** TEXT PROVIDED **
-----

Introduction to Federated Learning

There are over 5 billion mobile device users all over the world. Such users generate massive amounts of data—via cameras, microphones, and other sensors like accelerometers—which can, in turn, be used for building intelligent applications. Such data is then collected in data centers for training machine/deep learning models in order to build intelligent applications.

However, due to data privacy concerns and bandwidth limitations, common centralized learning techniques aren’t appropriate—users are much less likely to share data, and thus the data will be only available on the devices.

This is where federated learning comes into play. According to Google’s research paper titled, Communication-Efficient Learning of Deep Networks from Decentralized Data [1], the researchers provide the following high-level definition of federated learning:

The outline of the article is as follows:

Data is Available Everywhere
What is Federated Learning?
Steps for Federated Learning
Properties of Problems Solved using Federated Learning
Federated Averaging Algorithm

Let’s get started.

Data is Available Everywhere

Living in the data era, data is a primary requirement for building intelligent applications. From where and how to get the data, then? The good news is that data is available everywhere—the bad news is that much of said data is inaccessible.

Mobile, embedded, and sensor-laden IoT devices are major sources of data nowadays. Being used frequently by its users and available by hand all time, mobile devices are the primary source of data.

According to a recent GSMA Mobile Economy report, the number of mobile users reached 5.2 billion in 2019 and was expected to increase to 5.8 billion by 2025. Out of the 5.2 billion mobile users, there are 3.8 users connected to the internet.

This means a couple of things. Internet connectivity is an indication of increased data generation, and that users will be in need of intelligent applications to have better experiences. Due to the existence of smart buildings, the report also shows that 12 billion IoT devices are available in 2019 and expected to increase to 24.6 billion devices by 2025.

According to a Pew Research Center report, the majority of such mobile devices are smart. The following figure shows a number of countries and the percentage of the adults who use smartphones:

The existence of such large numbers of data generators means data is indeed available everywhere. Each click by a mobile user adds more data about what interests the user and thus can be used to build intelligent applications with better UXs.

To make use of the users’ private data without revealing their privacy, federated learning comes into action.

What is Federated Learning?

Federated learning is a new type of learning introduced by Google in 2016 in a paper titled Communication-Efficient Learning of Deep Networks from Decentralized Data [1]. Besides the definition mentioned at the beginning of the article, let’s add more explanation of federated learning.

Federated learning is a relatively new type of learning that avoids centralized data collection and model training. In a traditional machine learning pipeline, data is collected from different sources (e.g. mobile devices) and stored in a central location (i.e. data center). Once all data is available at a center, a single machine learning model is trained by such data. Because the data must be moved from the users’ devices to a central device for building and training the model, this approach is called centralized learning.

-----

** DATA TO USE **
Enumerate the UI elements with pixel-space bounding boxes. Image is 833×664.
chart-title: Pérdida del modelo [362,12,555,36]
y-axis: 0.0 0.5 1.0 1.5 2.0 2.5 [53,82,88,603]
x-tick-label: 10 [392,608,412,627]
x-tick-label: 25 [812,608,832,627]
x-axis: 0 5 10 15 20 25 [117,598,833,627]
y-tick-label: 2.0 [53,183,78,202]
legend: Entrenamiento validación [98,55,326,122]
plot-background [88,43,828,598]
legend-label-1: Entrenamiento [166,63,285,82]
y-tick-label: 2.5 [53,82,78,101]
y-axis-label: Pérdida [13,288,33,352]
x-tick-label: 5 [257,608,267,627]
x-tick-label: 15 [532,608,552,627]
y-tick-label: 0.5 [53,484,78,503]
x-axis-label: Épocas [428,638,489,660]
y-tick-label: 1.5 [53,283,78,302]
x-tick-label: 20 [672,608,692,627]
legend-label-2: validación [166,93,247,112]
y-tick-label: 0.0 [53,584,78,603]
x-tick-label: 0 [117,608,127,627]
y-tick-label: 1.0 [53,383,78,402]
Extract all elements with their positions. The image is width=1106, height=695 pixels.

-----

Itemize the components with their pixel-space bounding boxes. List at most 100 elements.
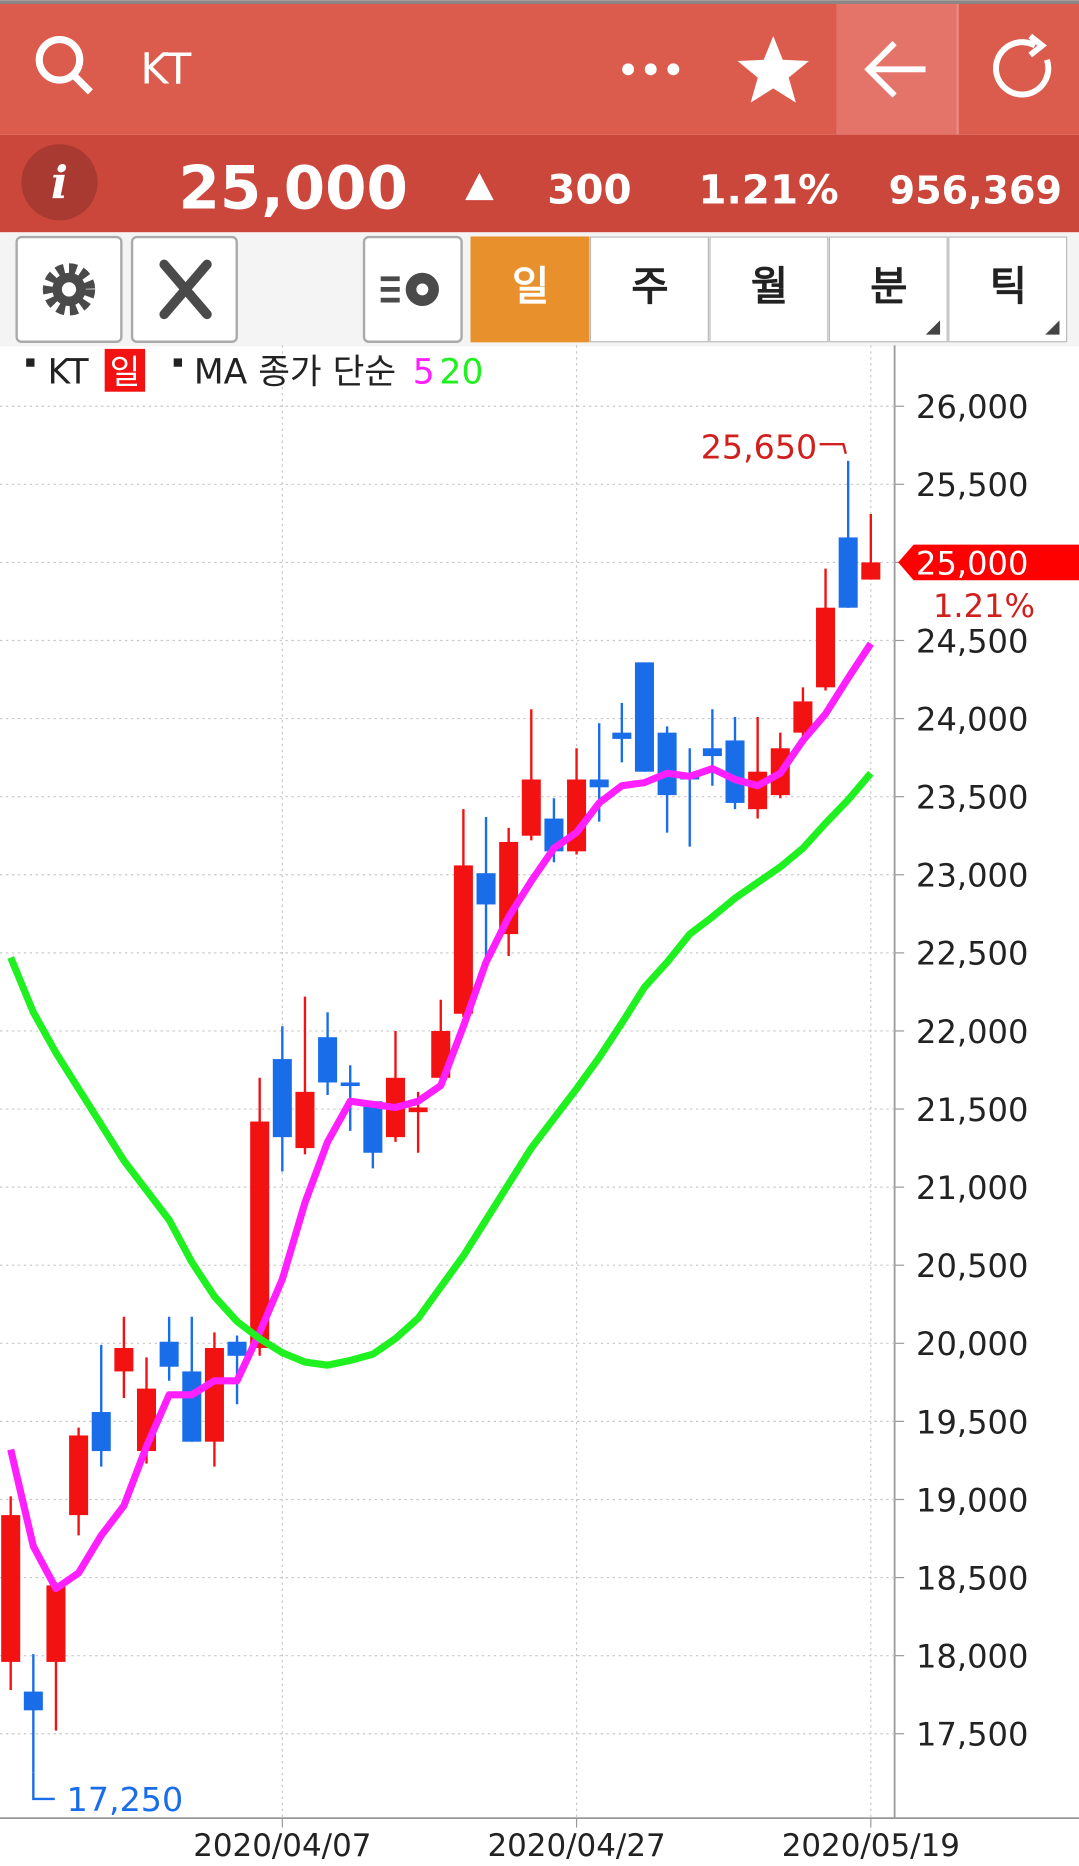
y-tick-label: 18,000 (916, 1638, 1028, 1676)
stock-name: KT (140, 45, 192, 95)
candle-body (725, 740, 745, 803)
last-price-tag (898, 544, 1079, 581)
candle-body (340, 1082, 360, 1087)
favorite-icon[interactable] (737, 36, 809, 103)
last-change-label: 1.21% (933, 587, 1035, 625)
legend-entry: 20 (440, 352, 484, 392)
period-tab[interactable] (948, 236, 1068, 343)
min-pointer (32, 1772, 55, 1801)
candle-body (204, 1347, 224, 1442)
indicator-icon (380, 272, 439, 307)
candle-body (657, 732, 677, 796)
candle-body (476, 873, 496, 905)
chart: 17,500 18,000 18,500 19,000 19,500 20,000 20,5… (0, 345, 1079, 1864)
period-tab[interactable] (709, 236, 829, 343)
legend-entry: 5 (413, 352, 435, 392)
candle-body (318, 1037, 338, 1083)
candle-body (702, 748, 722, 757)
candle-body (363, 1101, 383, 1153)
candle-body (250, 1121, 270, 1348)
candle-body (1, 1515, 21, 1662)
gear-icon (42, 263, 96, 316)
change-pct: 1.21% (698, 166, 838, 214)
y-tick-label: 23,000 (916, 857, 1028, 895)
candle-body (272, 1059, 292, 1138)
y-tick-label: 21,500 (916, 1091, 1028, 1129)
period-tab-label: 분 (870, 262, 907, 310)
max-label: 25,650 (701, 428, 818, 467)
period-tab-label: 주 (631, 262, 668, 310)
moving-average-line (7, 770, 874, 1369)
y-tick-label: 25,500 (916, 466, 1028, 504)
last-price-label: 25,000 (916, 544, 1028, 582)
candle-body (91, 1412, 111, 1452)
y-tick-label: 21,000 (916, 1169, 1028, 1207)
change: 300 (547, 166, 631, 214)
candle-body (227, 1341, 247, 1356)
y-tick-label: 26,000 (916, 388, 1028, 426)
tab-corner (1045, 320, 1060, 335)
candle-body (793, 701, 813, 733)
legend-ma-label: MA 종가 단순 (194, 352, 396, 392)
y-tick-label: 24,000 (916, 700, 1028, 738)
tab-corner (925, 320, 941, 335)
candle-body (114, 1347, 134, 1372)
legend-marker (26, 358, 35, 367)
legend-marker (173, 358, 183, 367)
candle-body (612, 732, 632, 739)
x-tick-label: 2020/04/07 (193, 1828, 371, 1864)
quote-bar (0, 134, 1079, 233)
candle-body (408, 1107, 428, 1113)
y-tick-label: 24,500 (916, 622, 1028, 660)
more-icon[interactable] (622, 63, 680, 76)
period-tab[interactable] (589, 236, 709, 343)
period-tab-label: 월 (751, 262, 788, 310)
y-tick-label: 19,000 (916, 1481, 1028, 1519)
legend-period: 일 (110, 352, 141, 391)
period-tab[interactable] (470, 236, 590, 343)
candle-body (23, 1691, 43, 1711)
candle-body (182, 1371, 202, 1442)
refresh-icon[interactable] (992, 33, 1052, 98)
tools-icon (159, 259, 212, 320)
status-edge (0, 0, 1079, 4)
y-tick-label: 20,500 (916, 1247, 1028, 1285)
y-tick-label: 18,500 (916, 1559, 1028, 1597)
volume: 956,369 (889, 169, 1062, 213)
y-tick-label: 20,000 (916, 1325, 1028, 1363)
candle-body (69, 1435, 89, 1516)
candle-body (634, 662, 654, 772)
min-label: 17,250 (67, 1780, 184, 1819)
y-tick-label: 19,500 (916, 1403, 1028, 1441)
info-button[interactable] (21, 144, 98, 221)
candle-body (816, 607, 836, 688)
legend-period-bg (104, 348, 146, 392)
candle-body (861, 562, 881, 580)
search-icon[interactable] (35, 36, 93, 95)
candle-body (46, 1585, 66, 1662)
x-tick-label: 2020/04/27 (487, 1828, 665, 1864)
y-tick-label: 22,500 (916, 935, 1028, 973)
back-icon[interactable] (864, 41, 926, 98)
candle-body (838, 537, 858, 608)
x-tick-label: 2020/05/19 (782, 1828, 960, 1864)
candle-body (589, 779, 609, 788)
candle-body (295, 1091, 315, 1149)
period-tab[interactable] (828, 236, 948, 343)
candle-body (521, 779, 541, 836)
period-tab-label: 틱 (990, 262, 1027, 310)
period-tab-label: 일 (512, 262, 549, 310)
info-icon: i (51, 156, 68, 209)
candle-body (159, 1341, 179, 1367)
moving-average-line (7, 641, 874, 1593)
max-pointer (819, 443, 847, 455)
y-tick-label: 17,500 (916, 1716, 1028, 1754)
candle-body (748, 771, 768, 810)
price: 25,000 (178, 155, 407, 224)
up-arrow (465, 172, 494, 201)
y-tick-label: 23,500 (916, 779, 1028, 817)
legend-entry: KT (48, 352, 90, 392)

-----

** TASKS TO CARRY OUT **
(1) According to the text on federated learning, in what year did Google introduce federated learning?
(2) Count the lines in the listing that contain the string "marker", with case counting, and reply with the number alone.

** ANSWERS TO THE EXERCISE **
(1) 2016

(2) 2